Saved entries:
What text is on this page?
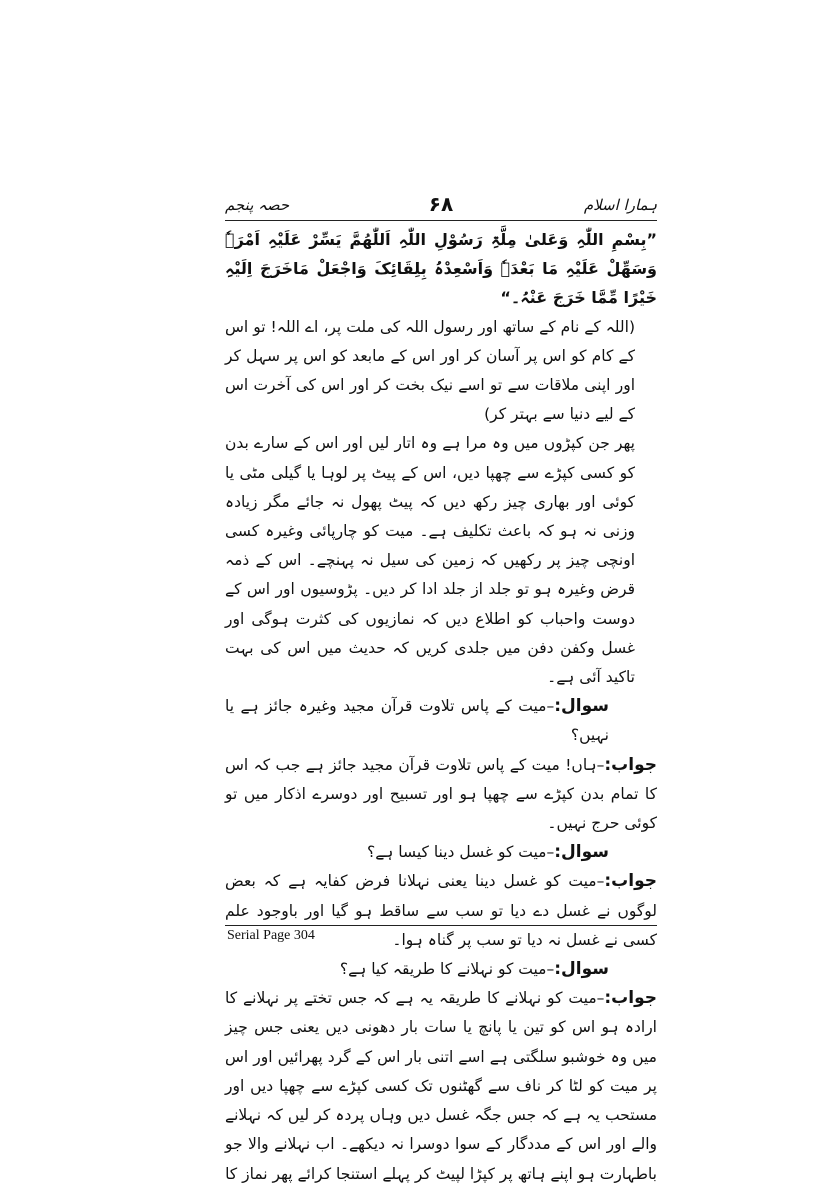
ہمارا اسلام
۶۸
حصہ پنجم

”بِسْمِ اللّٰہِ وَعَلیٰ مِلَّۃِ رَسُوْلِ اللّٰہِ اَللّٰھُمَّ یَسِّرْ عَلَیْہِ اَمْرَہٗ وَسَھِّلْ عَلَیْہِ مَا بَعْدَہٗ وَاَسْعِدْہُ بِلِقَائِکَ وَاجْعَلْ مَاخَرَجَ اِلَیْہِ خَیْرًا مِّمَّا خَرَجَ عَنْہُ۔“

(اللہ کے نام کے ساتھ اور رسول اللہ کی ملت پر، اے اللہ! تو اس کے کام کو اس پر آسان کر اور اس کے مابعد کو اس پر سہل کر اور اپنی ملاقات سے تو اسے نیک بخت کر اور اس کی آخرت اس کے لیے دنیا سے بہتر کر)

پھر جن کپڑوں میں وہ مرا ہے وہ اتار لیں اور اس کے سارے بدن کو کسی کپڑے سے چھپا دیں، اس کے پیٹ پر لوہا یا گیلی مٹی یا کوئی اور بھاری چیز رکھ دیں کہ پیٹ پھول نہ جائے مگر زیادہ وزنی نہ ہو کہ باعث تکلیف ہے۔ میت کو چارپائی وغیرہ کسی اونچی چیز پر رکھیں کہ زمین کی سیل نہ پہنچے۔ اس کے ذمہ قرض وغیرہ ہو تو جلد از جلد ادا کر دیں۔ پڑوسیوں اور اس کے دوست واحباب کو اطلاع دیں کہ نمازیوں کی کثرت ہوگی اور غسل وکفن دفن میں جلدی کریں کہ حدیث میں اس کی بہت تاکید آئی ہے۔

سوال:–میت کے پاس تلاوت قرآن مجید وغیرہ جائز ہے یا نہیں؟

جواب:–ہاں! میت کے پاس تلاوت قرآن مجید جائز ہے جب کہ اس کا تمام بدن کپڑے سے چھپا ہو اور تسبیح اور دوسرے اذکار میں تو کوئی حرج نہیں۔

سوال:–میت کو غسل دینا کیسا ہے؟

جواب:–میت کو غسل دینا یعنی نہلانا فرض کفایہ ہے کہ بعض لوگوں نے غسل دے دیا تو سب سے ساقط ہو گیا اور باوجود علم کسی نے غسل نہ دیا تو سب پر گناہ ہوا۔

سوال:–میت کو نہلانے کا طریقہ کیا ہے؟

جواب:–میت کو نہلانے کا طریقہ یہ ہے کہ جس تختے پر نہلانے کا ارادہ ہو اس کو تین یا پانچ یا سات بار دھونی دیں یعنی جس چیز میں وہ خوشبو سلگتی ہے اسے اتنی بار اس کے گرد پھرائیں اور اس پر میت کو لٹا کر ناف سے گھٹنوں تک کسی کپڑے سے چھپا دیں اور مستحب یہ ہے کہ جس جگہ غسل دیں وہاں پردہ کر لیں کہ نہلانے والے اور اس کے مددگار کے سوا دوسرا نہ دیکھے۔ اب نہلانے والا جو باطہارت ہو اپنے ہاتھ پر کپڑا لپیٹ کر پہلے استنجا کرائے پھر نماز کا

Serial Page 304
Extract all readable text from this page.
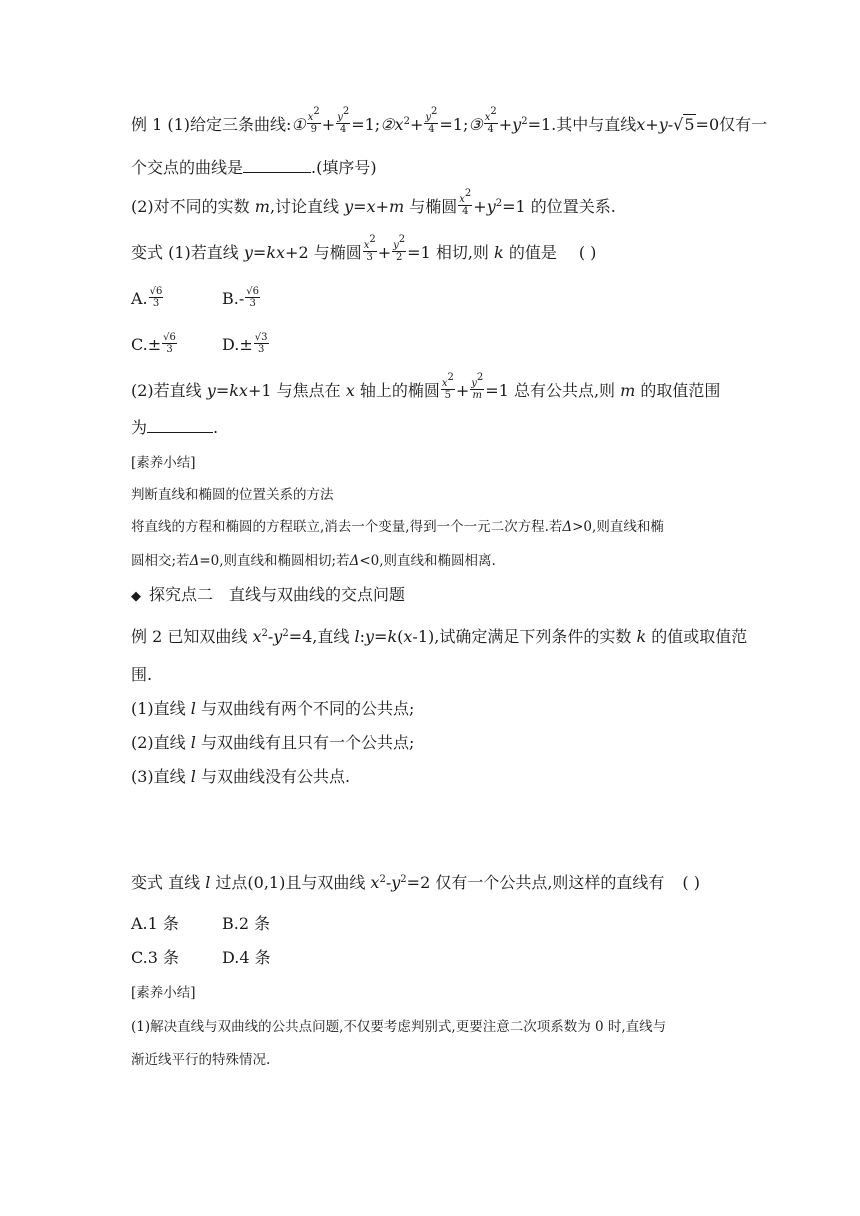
例 1 (1)给定三条曲线:① $\frac{x^2}{9} + \frac{y^2}{4}$ $=1;②x^2+ \frac{y^2}{4}$ =1;③ $\frac{x^2}{4} +y^2=1$.其中与直线x+y-√5=0仅有一
个交点的曲线是	.(填序号)
(2)对不同的实数 m,讨论直线 y=x+m 与椭圆 $\frac{x^2}{4} +y^2=1$ 的位置关系.
变式 (1)若直线 y=kx+2 与椭圆 $\frac{x^2}{3} + \frac{y^2}{2} =1$ 相切,则 k 的值是 ( )
A. $\frac{√6}{3}$	$B.- \frac{√6}{3}$
$C.\pm \frac{√6}{3}$	$D.\pm \frac{√3}{3}$
(2)若直线 y=kx+1 与焦点在 x 轴上的椭圆 $\frac{x^2}{5} + \frac{y^2}{m} =1$ 总有公共点,则 m 的取值范围
为	.
[素养小结]
判断直线和椭圆的位置关系的方法
将直线的方程和椭圆的方程联立,消去一个变量,得到一个一元二次方程.若Δ>0,则直线和椭
圆相交;若Δ=0,则直线和椭圆相切;若Δ<0,则直线和椭圆相离.
◆ 探究点二 直线与双曲线的交点问题
例 2 已知双曲线 $x^2-y^2=4$,直线 l:y=k(x-1),试确定满足下列条件的实数 k 的值或取值范
围.
(1)直线 l 与双曲线有两个不同的公共点;
(2)直线 l 与双曲线有且只有一个公共点;
(3)直线 l 与双曲线没有公共点.
变式 直线 l 过点(0,1)且与双曲线 $x^2-y^2=2$ 仅有一个公共点,则这样的直线有 ( )
A.1 条	B.2 条
C.3 条	D.4 条
[素养小结]
(1)解决直线与双曲线的公共点问题,不仅要考虑判别式,更要注意二次项系数为 0 时,直线与
渐近线平行的特殊情况.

WRITTEN PROBLEM
Transcribe the complete set of entries verbatim. No pictures belong in the copy.

RESPONSE TO THIS TASK
What text is on this page?
ہمارا اسلام
۶۸
حصہ پنجم

”بِسْمِ اللّٰہِ وَعَلیٰ مِلَّۃِ رَسُوْلِ اللّٰہِ اَللّٰھُمَّ یَسِّرْ عَلَیْہِ اَمْرَہٗ وَسَھِّلْ عَلَیْہِ مَا بَعْدَہٗ وَاَسْعِدْہُ بِلِقَائِکَ وَاجْعَلْ مَاخَرَجَ اِلَیْہِ خَیْرًا مِّمَّا خَرَجَ عَنْہُ۔“

(اللہ کے نام کے ساتھ اور رسول اللہ کی ملت پر، اے اللہ! تو اس کے کام کو اس پر آسان کر اور اس کے مابعد کو اس پر سہل کر اور اپنی ملاقات سے تو اسے نیک بخت کر اور اس کی آخرت اس کے لیے دنیا سے بہتر کر)

پھر جن کپڑوں میں وہ مرا ہے وہ اتار لیں اور اس کے سارے بدن کو کسی کپڑے سے چھپا دیں، اس کے پیٹ پر لوہا یا گیلی مٹی یا کوئی اور بھاری چیز رکھ دیں کہ پیٹ پھول نہ جائے مگر زیادہ وزنی نہ ہو کہ باعث تکلیف ہے۔ میت کو چارپائی وغیرہ کسی اونچی چیز پر رکھیں کہ زمین کی سیل نہ پہنچے۔ اس کے ذمہ قرض وغیرہ ہو تو جلد از جلد ادا کر دیں۔ پڑوسیوں اور اس کے دوست واحباب کو اطلاع دیں کہ نمازیوں کی کثرت ہوگی اور غسل وکفن دفن میں جلدی کریں کہ حدیث میں اس کی بہت تاکید آئی ہے۔

سوال:–میت کے پاس تلاوت قرآن مجید وغیرہ جائز ہے یا نہیں؟

جواب:–ہاں! میت کے پاس تلاوت قرآن مجید جائز ہے جب کہ اس کا تمام بدن کپڑے سے چھپا ہو اور تسبیح اور دوسرے اذکار میں تو کوئی حرج نہیں۔

سوال:–میت کو غسل دینا کیسا ہے؟

جواب:–میت کو غسل دینا یعنی نہلانا فرض کفایہ ہے کہ بعض لوگوں نے غسل دے دیا تو سب سے ساقط ہو گیا اور باوجود علم کسی نے غسل نہ دیا تو سب پر گناہ ہوا۔

سوال:–میت کو نہلانے کا طریقہ کیا ہے؟

جواب:–میت کو نہلانے کا طریقہ یہ ہے کہ جس تختے پر نہلانے کا ارادہ ہو اس کو تین یا پانچ یا سات بار دھونی دیں یعنی جس چیز میں وہ خوشبو سلگتی ہے اسے اتنی بار اس کے گرد پھرائیں اور اس پر میت کو لٹا کر ناف سے گھٹنوں تک کسی کپڑے سے چھپا دیں اور مستحب یہ ہے کہ جس جگہ غسل دیں وہاں پردہ کر لیں کہ نہلانے والے اور اس کے مددگار کے سوا دوسرا نہ دیکھے۔ اب نہلانے والا جو باطہارت ہو اپنے ہاتھ پر کپڑا لپیٹ کر پہلے استنجا کرائے پھر نماز کا

Serial Page 304
Extract all readable text from this page.
例 1 (1)给定三条曲线:① $\frac{x^2}{9} + \frac{y^2}{4}$ $=1;②x^2+ \frac{y^2}{4}$ =1;③ $\frac{x^2}{4} +y^2=1$.其中与直线x+y-√5=0仅有一
个交点的曲线是	.(填序号)
(2)对不同的实数 m,讨论直线 y=x+m 与椭圆 $\frac{x^2}{4} +y^2=1$ 的位置关系.
变式 (1)若直线 y=kx+2 与椭圆 $\frac{x^2}{3} + \frac{y^2}{2} =1$ 相切,则 k 的值是 ( )
A. $\frac{√6}{3}$	$B.- \frac{√6}{3}$
$C.\pm \frac{√6}{3}$	$D.\pm \frac{√3}{3}$
(2)若直线 y=kx+1 与焦点在 x 轴上的椭圆 $\frac{x^2}{5} + \frac{y^2}{m} =1$ 总有公共点,则 m 的取值范围
为	.
[素养小结]
判断直线和椭圆的位置关系的方法
将直线的方程和椭圆的方程联立,消去一个变量,得到一个一元二次方程.若Δ>0,则直线和椭
圆相交;若Δ=0,则直线和椭圆相切;若Δ<0,则直线和椭圆相离.
◆ 探究点二 直线与双曲线的交点问题
例 2 已知双曲线 $x^2-y^2=4$,直线 l:y=k(x-1),试确定满足下列条件的实数 k 的值或取值范
围.
(1)直线 l 与双曲线有两个不同的公共点;
(2)直线 l 与双曲线有且只有一个公共点;
(3)直线 l 与双曲线没有公共点.
变式 直线 l 过点(0,1)且与双曲线 $x^2-y^2=2$ 仅有一个公共点,则这样的直线有 ( )
A.1 条	B.2 条
C.3 条	D.4 条
[素养小结]
(1)解决直线与双曲线的公共点问题,不仅要考虑判别式,更要注意二次项系数为 0 时,直线与
渐近线平行的特殊情况.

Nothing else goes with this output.